STATED EXERCISE: Make an exact copy of the records, with the images left out.

# start of RECORD EXTRACTS

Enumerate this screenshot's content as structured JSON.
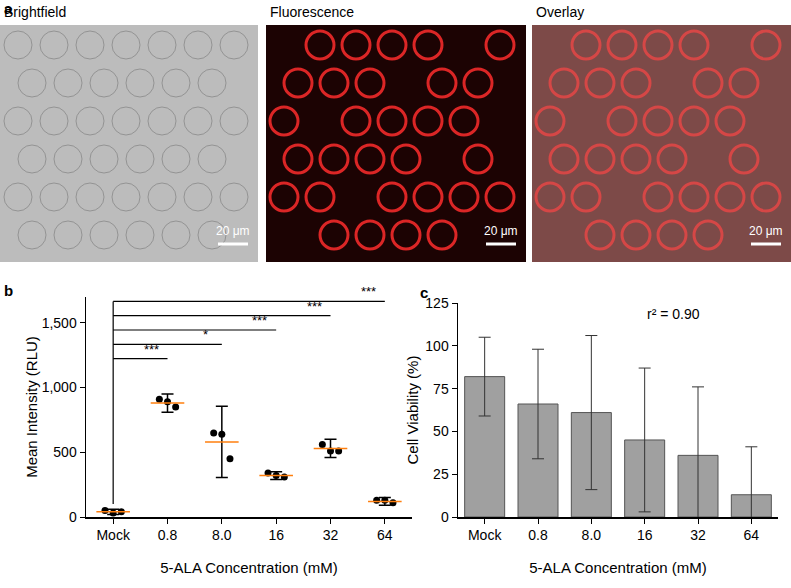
{
  "panel_a": {
    "panel_label": "a",
    "images": [
      {
        "title": "Brightfield",
        "scale_bar": "20 μm"
      },
      {
        "title": "Fluorescence",
        "scale_bar": "20 μm"
      },
      {
        "title": "Overlay",
        "scale_bar": "20 μm"
      }
    ]
  },
  "chart_data": [
    {
      "type": "dot_plot",
      "panel_label": "b",
      "x_label": "5-ALA Concentration (mM)",
      "y_label": "Mean Intensity (RLU)",
      "categories": [
        "Mock",
        "0.8",
        "8.0",
        "16",
        "32",
        "64"
      ],
      "values": [
        40,
        880,
        580,
        320,
        530,
        120
      ],
      "error": [
        20,
        70,
        275,
        30,
        70,
        30
      ],
      "points": [
        [
          50,
          30,
          40
        ],
        [
          910,
          890,
          850
        ],
        [
          650,
          640,
          450
        ],
        [
          340,
          320,
          310
        ],
        [
          560,
          510,
          510
        ],
        [
          130,
          130,
          110
        ]
      ],
      "color": "#000000",
      "ylim": [
        0,
        1700
      ],
      "yticks": [
        0,
        500,
        {
          "value": 1000,
          "label": "1,000"
        },
        {
          "value": 1500,
          "label": "1,500"
        }
      ],
      "significance": [
        {
          "from": "Mock",
          "to": "0.8",
          "label": "***"
        },
        {
          "from": "Mock",
          "to": "8.0",
          "label": "*"
        },
        {
          "from": "Mock",
          "to": "16",
          "label": "***"
        },
        {
          "from": "Mock",
          "to": "32",
          "label": "***"
        },
        {
          "from": "Mock",
          "to": "64",
          "label": "***"
        }
      ],
      "grid": false
    },
    {
      "type": "bar",
      "panel_label": "c",
      "x_label": "5-ALA Concentration (mM)",
      "y_label": "Cell Viability (%)",
      "categories": [
        "Mock",
        "0.8",
        "8.0",
        "16",
        "32",
        "64"
      ],
      "values": [
        82,
        66,
        61,
        45,
        36,
        13
      ],
      "error": [
        23,
        32,
        45,
        42,
        40,
        28
      ],
      "color": "#a0a0a0",
      "ylim": [
        0,
        125
      ],
      "yticks": [
        0,
        25,
        50,
        75,
        100,
        125
      ],
      "annotations": [
        "r² = 0.90"
      ],
      "grid": false
    }
  ]
}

# end of RECORD EXTRACTS

ANSWER TO THIS EXERCISE:
Enumerate this screenshot's content as structured JSON.
{
  "panel_a": {
    "panel_label": "a",
    "images": [
      {
        "title": "Brightfield",
        "scale_bar": "20 μm"
      },
      {
        "title": "Fluorescence",
        "scale_bar": "20 μm"
      },
      {
        "title": "Overlay",
        "scale_bar": "20 μm"
      }
    ]
  },
  "chart_data": [
    {
      "type": "dot_plot",
      "panel_label": "b",
      "x_label": "5-ALA Concentration (mM)",
      "y_label": "Mean Intensity (RLU)",
      "categories": [
        "Mock",
        "0.8",
        "8.0",
        "16",
        "32",
        "64"
      ],
      "values": [
        40,
        880,
        580,
        320,
        530,
        120
      ],
      "error": [
        20,
        70,
        275,
        30,
        70,
        30
      ],
      "points": [
        [
          50,
          30,
          40
        ],
        [
          910,
          890,
          850
        ],
        [
          650,
          640,
          450
        ],
        [
          340,
          320,
          310
        ],
        [
          560,
          510,
          510
        ],
        [
          130,
          130,
          110
        ]
      ],
      "color": "#000000",
      "ylim": [
        0,
        1700
      ],
      "yticks": [
        0,
        500,
        {
          "value": 1000,
          "label": "1,000"
        },
        {
          "value": 1500,
          "label": "1,500"
        }
      ],
      "significance": [
        {
          "from": "Mock",
          "to": "0.8",
          "label": "***"
        },
        {
          "from": "Mock",
          "to": "8.0",
          "label": "*"
        },
        {
          "from": "Mock",
          "to": "16",
          "label": "***"
        },
        {
          "from": "Mock",
          "to": "32",
          "label": "***"
        },
        {
          "from": "Mock",
          "to": "64",
          "label": "***"
        }
      ],
      "grid": false
    },
    {
      "type": "bar",
      "panel_label": "c",
      "x_label": "5-ALA Concentration (mM)",
      "y_label": "Cell Viability (%)",
      "categories": [
        "Mock",
        "0.8",
        "8.0",
        "16",
        "32",
        "64"
      ],
      "values": [
        82,
        66,
        61,
        45,
        36,
        13
      ],
      "error": [
        23,
        32,
        45,
        42,
        40,
        28
      ],
      "color": "#a0a0a0",
      "ylim": [
        0,
        125
      ],
      "yticks": [
        0,
        25,
        50,
        75,
        100,
        125
      ],
      "annotations": [
        "r² = 0.90"
      ],
      "grid": false
    }
  ]
}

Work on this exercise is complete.